● **Set problem**
Identify the lines that include the word "Statistics", then copy all of them.

================================

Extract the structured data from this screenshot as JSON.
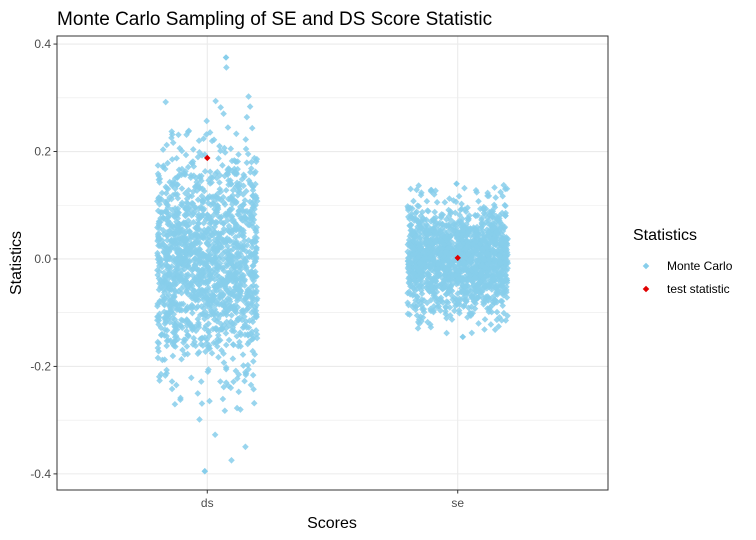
{
  "chart_data": {
    "type": "scatter",
    "title": "Monte Carlo Sampling of SE and DS Score Statistic",
    "xlabel": "Scores",
    "ylabel": "Statistics",
    "categories": [
      "ds",
      "se"
    ],
    "ylim": [
      -0.43,
      0.415
    ],
    "yticks": [
      0.4,
      0.2,
      0.0,
      -0.2,
      -0.4
    ],
    "ytick_labels": [
      "0.4",
      "0.2",
      "0.0",
      "-0.2",
      "-0.4"
    ],
    "grid": true,
    "legend": {
      "title": "Statistics",
      "placement": "right",
      "entries": [
        "Monte Carlo",
        "test statistic"
      ]
    },
    "series": [
      {
        "name": "Monte Carlo",
        "color": "#87CEEB",
        "groups": [
          {
            "category": "ds",
            "min": -0.395,
            "max": 0.375,
            "sd": 0.1,
            "jitter": 0.2
          },
          {
            "category": "se",
            "min": -0.145,
            "max": 0.14,
            "sd": 0.05,
            "jitter": 0.2
          }
        ]
      },
      {
        "name": "test statistic",
        "color": "#E00000",
        "points": [
          {
            "category": "ds",
            "x_offset": 0.0,
            "y": 0.188
          },
          {
            "category": "se",
            "x_offset": 0.0,
            "y": 0.002
          }
        ]
      }
    ]
  }
}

================================

● **Response for this exercise**
    "ylabel": "Statistics",
      "title": "Statistics",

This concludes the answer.